■ **Given problem**
Extract all of the entries and give them again, word for word.
:: Information shown
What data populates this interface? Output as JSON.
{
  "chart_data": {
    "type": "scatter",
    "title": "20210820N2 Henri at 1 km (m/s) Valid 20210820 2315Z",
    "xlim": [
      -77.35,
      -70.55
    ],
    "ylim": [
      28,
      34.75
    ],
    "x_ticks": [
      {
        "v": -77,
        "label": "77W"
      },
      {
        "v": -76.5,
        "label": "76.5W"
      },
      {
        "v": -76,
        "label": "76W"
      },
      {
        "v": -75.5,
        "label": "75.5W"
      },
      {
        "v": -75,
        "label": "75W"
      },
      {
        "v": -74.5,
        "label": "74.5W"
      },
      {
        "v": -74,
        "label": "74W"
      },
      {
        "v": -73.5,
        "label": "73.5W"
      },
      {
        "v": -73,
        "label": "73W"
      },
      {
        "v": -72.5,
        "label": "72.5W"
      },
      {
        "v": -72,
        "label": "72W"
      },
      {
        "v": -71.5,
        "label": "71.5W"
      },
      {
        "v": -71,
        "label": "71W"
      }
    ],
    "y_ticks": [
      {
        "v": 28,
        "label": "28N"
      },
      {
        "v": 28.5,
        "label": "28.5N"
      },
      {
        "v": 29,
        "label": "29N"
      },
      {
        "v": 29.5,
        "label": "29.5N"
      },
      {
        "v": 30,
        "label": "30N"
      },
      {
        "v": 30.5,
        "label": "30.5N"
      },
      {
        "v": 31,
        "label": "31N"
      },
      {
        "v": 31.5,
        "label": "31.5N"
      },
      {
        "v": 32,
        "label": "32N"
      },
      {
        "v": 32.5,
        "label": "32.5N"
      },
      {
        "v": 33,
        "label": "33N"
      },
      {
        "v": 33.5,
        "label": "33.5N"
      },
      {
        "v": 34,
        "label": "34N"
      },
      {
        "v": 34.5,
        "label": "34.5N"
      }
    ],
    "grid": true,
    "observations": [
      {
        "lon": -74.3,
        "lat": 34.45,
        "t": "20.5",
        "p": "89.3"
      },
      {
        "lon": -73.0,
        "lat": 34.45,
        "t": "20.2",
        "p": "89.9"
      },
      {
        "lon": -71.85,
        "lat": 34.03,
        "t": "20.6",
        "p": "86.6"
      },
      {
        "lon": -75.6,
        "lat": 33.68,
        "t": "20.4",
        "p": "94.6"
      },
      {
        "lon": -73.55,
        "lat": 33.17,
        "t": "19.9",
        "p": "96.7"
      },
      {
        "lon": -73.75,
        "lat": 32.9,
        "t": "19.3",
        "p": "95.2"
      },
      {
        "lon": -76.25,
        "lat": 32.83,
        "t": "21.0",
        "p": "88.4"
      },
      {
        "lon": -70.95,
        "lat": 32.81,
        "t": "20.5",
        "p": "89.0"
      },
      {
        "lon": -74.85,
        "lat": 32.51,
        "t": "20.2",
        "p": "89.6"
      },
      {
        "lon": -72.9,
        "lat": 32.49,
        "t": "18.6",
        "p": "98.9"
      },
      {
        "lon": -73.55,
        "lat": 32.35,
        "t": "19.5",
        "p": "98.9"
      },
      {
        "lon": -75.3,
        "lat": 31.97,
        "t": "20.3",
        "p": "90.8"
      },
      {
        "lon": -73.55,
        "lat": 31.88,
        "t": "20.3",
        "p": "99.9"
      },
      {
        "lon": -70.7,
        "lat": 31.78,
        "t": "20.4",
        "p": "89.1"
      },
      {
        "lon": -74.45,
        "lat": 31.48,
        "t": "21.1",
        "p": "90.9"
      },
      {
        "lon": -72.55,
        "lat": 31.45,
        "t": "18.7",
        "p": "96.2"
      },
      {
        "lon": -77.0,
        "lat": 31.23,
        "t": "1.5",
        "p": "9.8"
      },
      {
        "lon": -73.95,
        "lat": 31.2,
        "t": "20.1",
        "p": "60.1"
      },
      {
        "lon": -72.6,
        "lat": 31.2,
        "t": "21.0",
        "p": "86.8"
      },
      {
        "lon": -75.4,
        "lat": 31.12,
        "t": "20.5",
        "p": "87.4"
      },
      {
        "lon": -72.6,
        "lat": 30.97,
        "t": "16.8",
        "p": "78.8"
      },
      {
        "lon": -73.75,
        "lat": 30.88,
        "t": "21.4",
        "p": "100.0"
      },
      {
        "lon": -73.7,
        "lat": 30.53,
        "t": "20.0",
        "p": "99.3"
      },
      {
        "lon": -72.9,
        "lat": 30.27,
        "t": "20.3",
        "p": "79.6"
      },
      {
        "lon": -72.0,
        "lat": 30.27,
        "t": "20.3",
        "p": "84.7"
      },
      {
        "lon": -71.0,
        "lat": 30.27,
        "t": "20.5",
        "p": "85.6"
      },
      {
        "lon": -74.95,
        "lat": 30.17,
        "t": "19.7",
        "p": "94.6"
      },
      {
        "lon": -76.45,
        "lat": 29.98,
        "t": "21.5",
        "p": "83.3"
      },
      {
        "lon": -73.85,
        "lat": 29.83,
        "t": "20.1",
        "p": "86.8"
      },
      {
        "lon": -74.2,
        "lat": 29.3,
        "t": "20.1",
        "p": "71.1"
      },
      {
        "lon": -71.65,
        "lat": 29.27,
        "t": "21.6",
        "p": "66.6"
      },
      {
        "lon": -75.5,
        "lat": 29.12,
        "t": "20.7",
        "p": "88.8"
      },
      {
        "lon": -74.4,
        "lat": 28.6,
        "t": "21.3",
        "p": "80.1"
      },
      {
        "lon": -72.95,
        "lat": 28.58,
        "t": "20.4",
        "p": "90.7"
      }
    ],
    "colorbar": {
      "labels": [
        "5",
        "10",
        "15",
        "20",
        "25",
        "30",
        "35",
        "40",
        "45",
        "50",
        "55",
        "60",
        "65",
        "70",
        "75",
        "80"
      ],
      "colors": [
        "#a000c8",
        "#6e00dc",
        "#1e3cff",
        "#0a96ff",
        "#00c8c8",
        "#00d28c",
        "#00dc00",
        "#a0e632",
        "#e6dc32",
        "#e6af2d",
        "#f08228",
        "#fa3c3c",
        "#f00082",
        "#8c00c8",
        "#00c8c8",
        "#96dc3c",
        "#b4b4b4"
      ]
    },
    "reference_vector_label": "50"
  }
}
::::
■ **Result of the exercise**
What data populates this interface? Output as JSON.
{
  "chart_data": {
    "type": "scatter",
    "title": "20210820N2 Henri at 1 km (m/s) Valid 20210820 2315Z",
    "xlim": [
      -77.35,
      -70.55
    ],
    "ylim": [
      28,
      34.75
    ],
    "x_ticks": [
      {
        "v": -77,
        "label": "77W"
      },
      {
        "v": -76.5,
        "label": "76.5W"
      },
      {
        "v": -76,
        "label": "76W"
      },
      {
        "v": -75.5,
        "label": "75.5W"
      },
      {
        "v": -75,
        "label": "75W"
      },
      {
        "v": -74.5,
        "label": "74.5W"
      },
      {
        "v": -74,
        "label": "74W"
      },
      {
        "v": -73.5,
        "label": "73.5W"
      },
      {
        "v": -73,
        "label": "73W"
      },
      {
        "v": -72.5,
        "label": "72.5W"
      },
      {
        "v": -72,
        "label": "72W"
      },
      {
        "v": -71.5,
        "label": "71.5W"
      },
      {
        "v": -71,
        "label": "71W"
      }
    ],
    "y_ticks": [
      {
        "v": 28,
        "label": "28N"
      },
      {
        "v": 28.5,
        "label": "28.5N"
      },
      {
        "v": 29,
        "label": "29N"
      },
      {
        "v": 29.5,
        "label": "29.5N"
      },
      {
        "v": 30,
        "label": "30N"
      },
      {
        "v": 30.5,
        "label": "30.5N"
      },
      {
        "v": 31,
        "label": "31N"
      },
      {
        "v": 31.5,
        "label": "31.5N"
      },
      {
        "v": 32,
        "label": "32N"
      },
      {
        "v": 32.5,
        "label": "32.5N"
      },
      {
        "v": 33,
        "label": "33N"
      },
      {
        "v": 33.5,
        "label": "33.5N"
      },
      {
        "v": 34,
        "label": "34N"
      },
      {
        "v": 34.5,
        "label": "34.5N"
      }
    ],
    "grid": true,
    "observations": [
      {
        "lon": -74.3,
        "lat": 34.45,
        "t": "20.5",
        "p": "89.3"
      },
      {
        "lon": -73.0,
        "lat": 34.45,
        "t": "20.2",
        "p": "89.9"
      },
      {
        "lon": -71.85,
        "lat": 34.03,
        "t": "20.6",
        "p": "86.6"
      },
      {
        "lon": -75.6,
        "lat": 33.68,
        "t": "20.4",
        "p": "94.6"
      },
      {
        "lon": -73.55,
        "lat": 33.17,
        "t": "19.9",
        "p": "96.7"
      },
      {
        "lon": -73.75,
        "lat": 32.9,
        "t": "19.3",
        "p": "95.2"
      },
      {
        "lon": -76.25,
        "lat": 32.83,
        "t": "21.0",
        "p": "88.4"
      },
      {
        "lon": -70.95,
        "lat": 32.81,
        "t": "20.5",
        "p": "89.0"
      },
      {
        "lon": -74.85,
        "lat": 32.51,
        "t": "20.2",
        "p": "89.6"
      },
      {
        "lon": -72.9,
        "lat": 32.49,
        "t": "18.6",
        "p": "98.9"
      },
      {
        "lon": -73.55,
        "lat": 32.35,
        "t": "19.5",
        "p": "98.9"
      },
      {
        "lon": -75.3,
        "lat": 31.97,
        "t": "20.3",
        "p": "90.8"
      },
      {
        "lon": -73.55,
        "lat": 31.88,
        "t": "20.3",
        "p": "99.9"
      },
      {
        "lon": -70.7,
        "lat": 31.78,
        "t": "20.4",
        "p": "89.1"
      },
      {
        "lon": -74.45,
        "lat": 31.48,
        "t": "21.1",
        "p": "90.9"
      },
      {
        "lon": -72.55,
        "lat": 31.45,
        "t": "18.7",
        "p": "96.2"
      },
      {
        "lon": -77.0,
        "lat": 31.23,
        "t": "1.5",
        "p": "9.8"
      },
      {
        "lon": -73.95,
        "lat": 31.2,
        "t": "20.1",
        "p": "60.1"
      },
      {
        "lon": -72.6,
        "lat": 31.2,
        "t": "21.0",
        "p": "86.8"
      },
      {
        "lon": -75.4,
        "lat": 31.12,
        "t": "20.5",
        "p": "87.4"
      },
      {
        "lon": -72.6,
        "lat": 30.97,
        "t": "16.8",
        "p": "78.8"
      },
      {
        "lon": -73.75,
        "lat": 30.88,
        "t": "21.4",
        "p": "100.0"
      },
      {
        "lon": -73.7,
        "lat": 30.53,
        "t": "20.0",
        "p": "99.3"
      },
      {
        "lon": -72.9,
        "lat": 30.27,
        "t": "20.3",
        "p": "79.6"
      },
      {
        "lon": -72.0,
        "lat": 30.27,
        "t": "20.3",
        "p": "84.7"
      },
      {
        "lon": -71.0,
        "lat": 30.27,
        "t": "20.5",
        "p": "85.6"
      },
      {
        "lon": -74.95,
        "lat": 30.17,
        "t": "19.7",
        "p": "94.6"
      },
      {
        "lon": -76.45,
        "lat": 29.98,
        "t": "21.5",
        "p": "83.3"
      },
      {
        "lon": -73.85,
        "lat": 29.83,
        "t": "20.1",
        "p": "86.8"
      },
      {
        "lon": -74.2,
        "lat": 29.3,
        "t": "20.1",
        "p": "71.1"
      },
      {
        "lon": -71.65,
        "lat": 29.27,
        "t": "21.6",
        "p": "66.6"
      },
      {
        "lon": -75.5,
        "lat": 29.12,
        "t": "20.7",
        "p": "88.8"
      },
      {
        "lon": -74.4,
        "lat": 28.6,
        "t": "21.3",
        "p": "80.1"
      },
      {
        "lon": -72.95,
        "lat": 28.58,
        "t": "20.4",
        "p": "90.7"
      }
    ],
    "colorbar": {
      "labels": [
        "5",
        "10",
        "15",
        "20",
        "25",
        "30",
        "35",
        "40",
        "45",
        "50",
        "55",
        "60",
        "65",
        "70",
        "75",
        "80"
      ],
      "colors": [
        "#a000c8",
        "#6e00dc",
        "#1e3cff",
        "#0a96ff",
        "#00c8c8",
        "#00d28c",
        "#00dc00",
        "#a0e632",
        "#e6dc32",
        "#e6af2d",
        "#f08228",
        "#fa3c3c",
        "#f00082",
        "#8c00c8",
        "#00c8c8",
        "#96dc3c",
        "#b4b4b4"
      ]
    },
    "reference_vector_label": "50"
  }
}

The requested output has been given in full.